Yönergeler:
1) Sahaflık röportajına göre aşağıdaki soruları yanıtlayın:
(a) Emre Demirkol hangi çarşıda hizmet veriyor?
(b) Sahaflık ne kadar süredir varlığını sürdürüyor?
(c) Röportaj ne zaman ve nerede yapıldı?
2) Sahaflık röportajını son cümlesinden sonra sürdürün.
*** Belge
Sahaflık mesleği üzerine (Röportaj: Emre Demirkol)

Kadıköy Kafkas Pasajı Sahaflar Çarşısı’nda hizmet vermekte olan özgün bir sahaf ile söyleştik geçenlerde… Emre Demirkol, eski basım mizah dergileri ve çizgi romanlar ile ilgili ayrıntılı bilgiler verdi.

Emre Demirkol

Bir sahafın dükkânında içeri girer girmez burnunuz o güzelim kitap kokusunu çabucak duyumsayıverir. Raflara göz gezdirirken kitabın süsten uzak alçakgönüllü büyüsünün etkisi altında kalmaktan kendinizi alamazsınız. Beş yüzyılı aşkın bir süredir varlığını sürdüren sahaflık yaşayan en eski meslekler arasında.

Mizah dergisi ve çizgi roman türlerine ilişkin uzmanlığıyla tanınan Emre Demirkol etkinlik alanı açısından sahaflar arasında oldukça özgün bir konuma sahip. Geçen hafta kendisiyle Kadıköy’deki dükkânında röportaj yaptık. Sahaflığın geçmişi, bugünü ve geleceğiyle ilgili konuşmamızın yanında çizgi roman ve mizah dergileri hakkında ilginç bilgiler edindik. Ayrıntılı söyleşimizi zevkle okuyacağınızı umuyorum.
******
*** Malzeme
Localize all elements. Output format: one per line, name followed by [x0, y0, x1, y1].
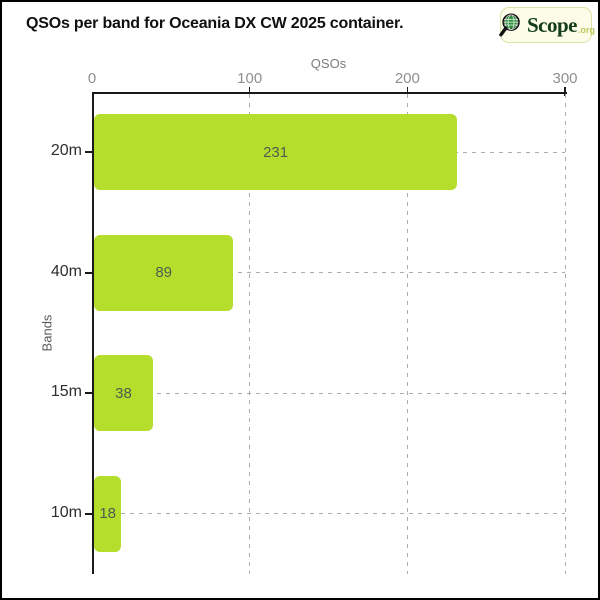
******
Alıştırma yanıtları:
1)
(a) Kadıköy Kafkas Pasajı Sahaflar Çarşısı'nda.
(b) Beş yüzyılı aşkın bir süredir.
(c) Geçen hafta, Emre Demirkol'un Kadıköy'deki dükkânında.

2)
*****

Röportaj: Emre Demirkol

Öncelikle sizi tanıyabilir miyiz?

Emre Demirkol: 1974 yılında İstanbul’un Kadıköy ilçesinde doğdum. Kadıköylülük ruhuna sahibim. Göztepe’de doğup büyüdüm ve Feneryolu’nda oturuyorum. Fenerbahçe’yi tutarım. Sinema, edebiyat ve spordan hoşlanırım.

Sahaflık dışında başka bir mesleğiniz var mı?

İstanbul Üniversitesi’nin İşletme (İngilizce) bölümünden mezun oldum. 1990’lı yılların sonuna doğru iş yaşamına girdim, bankacılık ve finans sektöründe çalıştım. Risk yönetimi ve proje finansmanı alanlarında uzmanım. Şu anda bir yönetim danışmanlığı firmasının yönetici ortağıyım ve iş hayatındaki etkinliklerimi sürdürmekteyim.

Kitapçı ile sahaf arasındaki farkı sizden dinleyelim. Sahaflık hangi yönleriyle kitapçılıktan farklıdır?

Emre Demirkol: Kitapçı, kitabevlerinde satış yapar. Bizim çocukluğumuzda büyük kitap mağazaları vardı. Üstelik kırtasiyelerde, bakkallarda bile kitap satılırdı. Günümüzde kitapçılık zincir mağazaların elinde. Doğal olarak kitapçı elma armut satan bir manav gibi davranmak durumunda (Gülüyor). Rafına yeni gelen ürünü koyması gerekir. Tanıtım ve reklam bütçesi olan kitapları öne çıkarmak zorunda.

“Sahaf unutulan malzemeler üzerine eğilir”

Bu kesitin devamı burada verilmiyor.